# EXERCISE OBJECTIVE:
Filter the listing and keep only the lines with the word "during".
================
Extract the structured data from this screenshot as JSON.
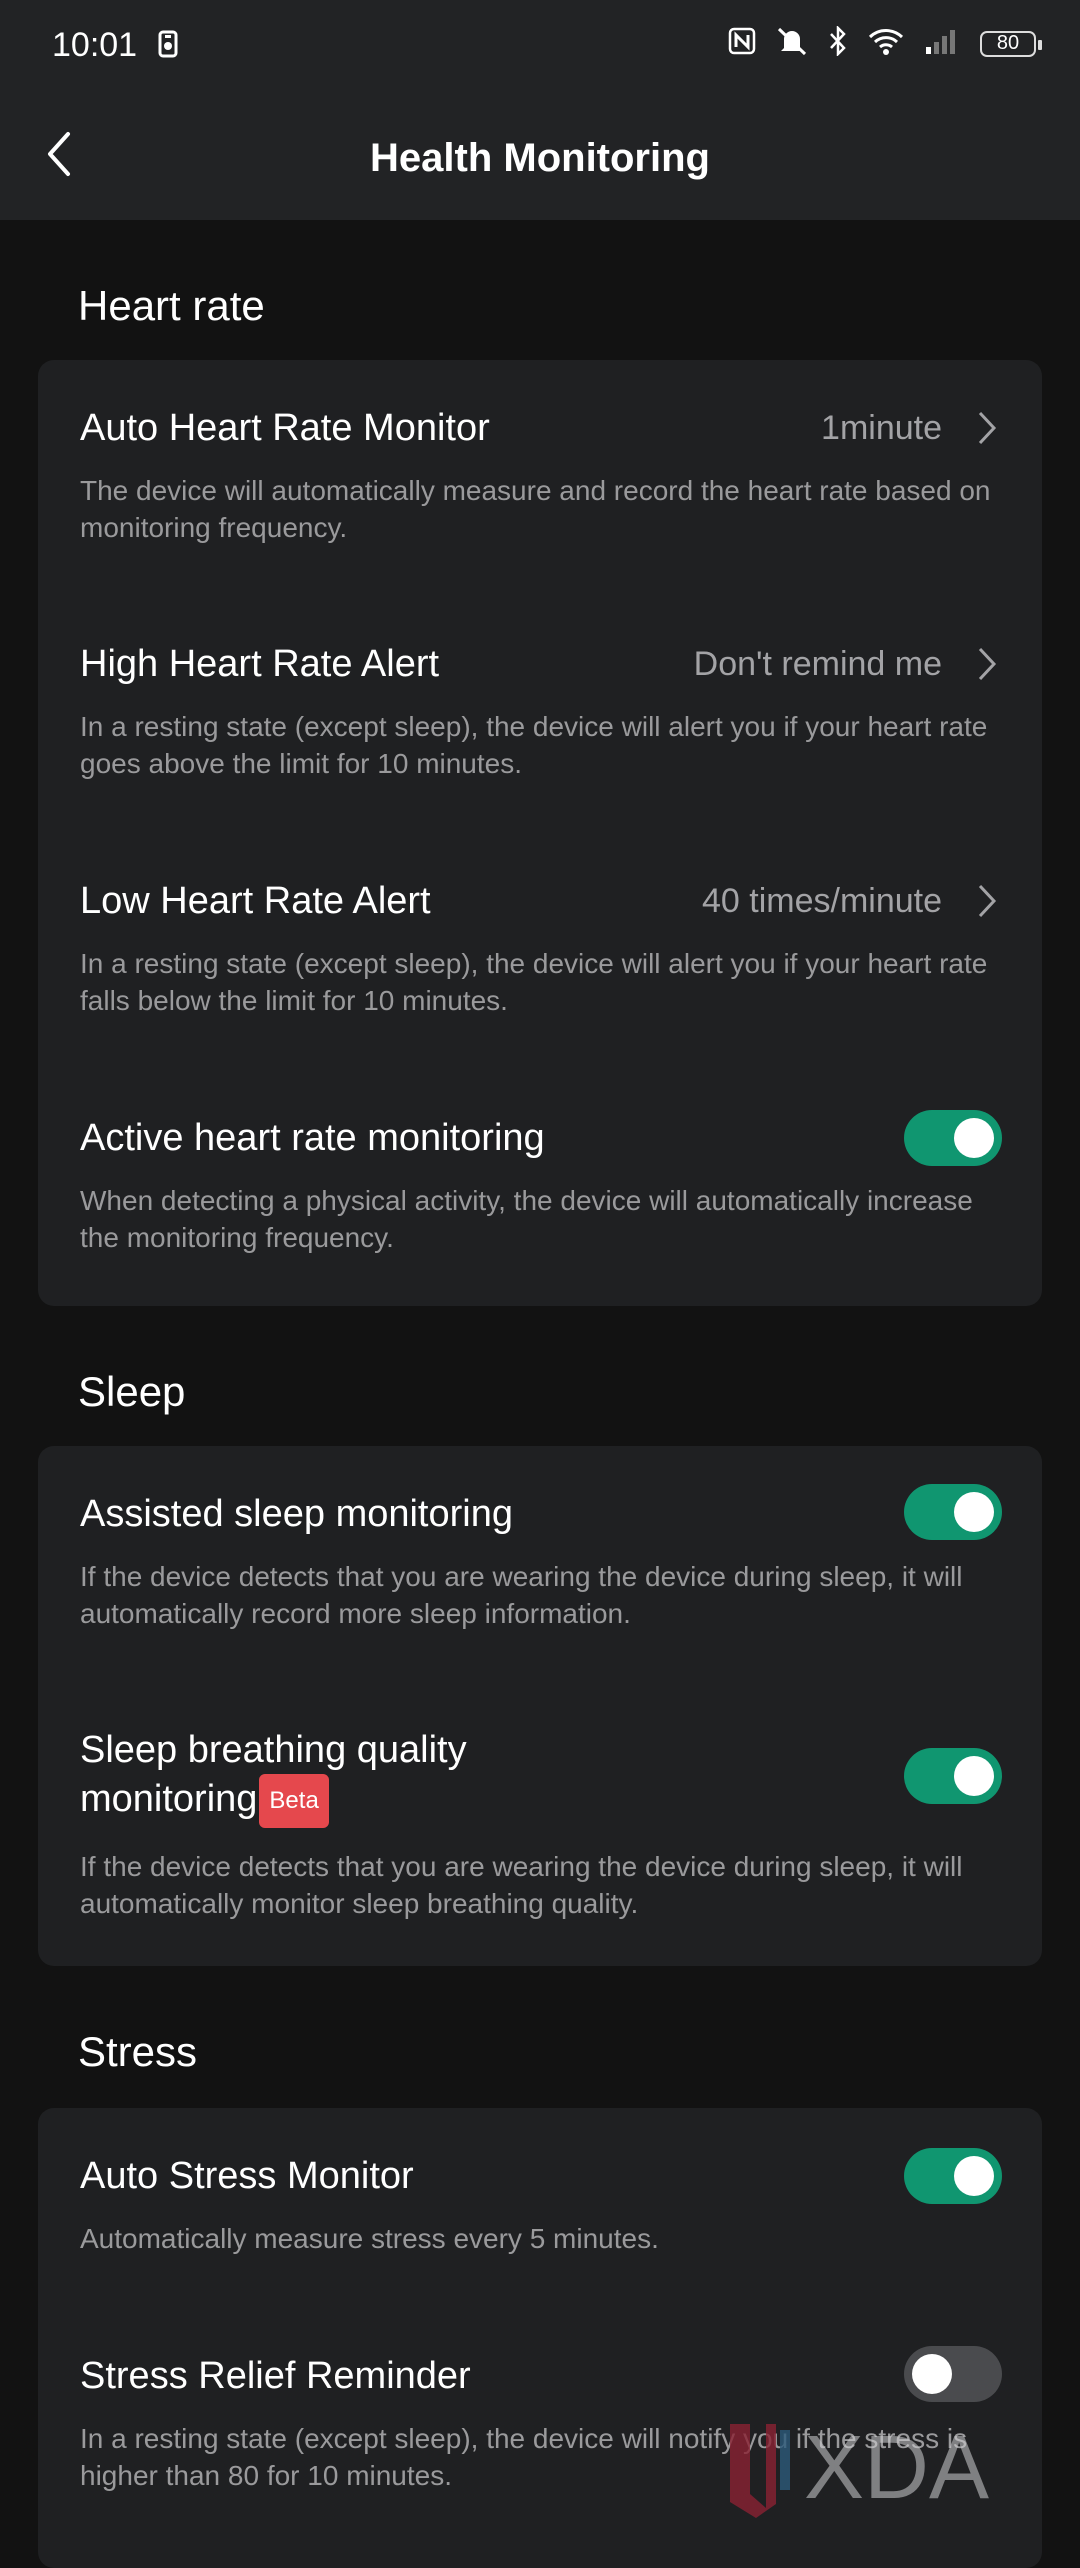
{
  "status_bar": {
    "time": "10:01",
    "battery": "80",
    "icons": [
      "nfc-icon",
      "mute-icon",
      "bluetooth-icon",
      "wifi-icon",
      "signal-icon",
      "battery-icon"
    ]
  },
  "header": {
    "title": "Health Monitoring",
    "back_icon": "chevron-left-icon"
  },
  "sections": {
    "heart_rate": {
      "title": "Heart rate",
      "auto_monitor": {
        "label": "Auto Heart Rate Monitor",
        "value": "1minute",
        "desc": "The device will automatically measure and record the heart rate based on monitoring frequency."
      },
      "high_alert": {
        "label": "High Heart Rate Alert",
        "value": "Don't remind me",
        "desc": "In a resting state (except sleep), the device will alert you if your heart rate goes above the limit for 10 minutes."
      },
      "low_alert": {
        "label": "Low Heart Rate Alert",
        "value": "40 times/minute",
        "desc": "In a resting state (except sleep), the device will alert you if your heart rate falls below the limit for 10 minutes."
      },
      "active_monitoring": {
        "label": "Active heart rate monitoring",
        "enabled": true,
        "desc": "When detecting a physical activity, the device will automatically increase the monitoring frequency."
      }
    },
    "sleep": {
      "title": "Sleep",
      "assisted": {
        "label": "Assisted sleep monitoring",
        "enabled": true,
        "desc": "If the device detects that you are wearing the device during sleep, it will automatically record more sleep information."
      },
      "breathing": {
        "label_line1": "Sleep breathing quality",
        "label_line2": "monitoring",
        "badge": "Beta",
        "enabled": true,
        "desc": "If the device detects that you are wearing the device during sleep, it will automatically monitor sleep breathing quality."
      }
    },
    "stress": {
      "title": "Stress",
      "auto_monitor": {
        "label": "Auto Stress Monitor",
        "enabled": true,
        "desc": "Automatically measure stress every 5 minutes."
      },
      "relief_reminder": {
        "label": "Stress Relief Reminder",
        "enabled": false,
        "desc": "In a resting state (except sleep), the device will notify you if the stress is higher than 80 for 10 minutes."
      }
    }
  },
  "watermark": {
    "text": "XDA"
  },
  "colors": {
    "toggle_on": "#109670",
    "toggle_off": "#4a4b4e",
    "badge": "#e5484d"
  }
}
================
# RESULT:
        "desc": "If the device detects that you are wearing the device during sleep, it will automatically record more sleep information."
        "desc": "If the device detects that you are wearing the device during sleep, it will automatically monitor sleep breathing quality."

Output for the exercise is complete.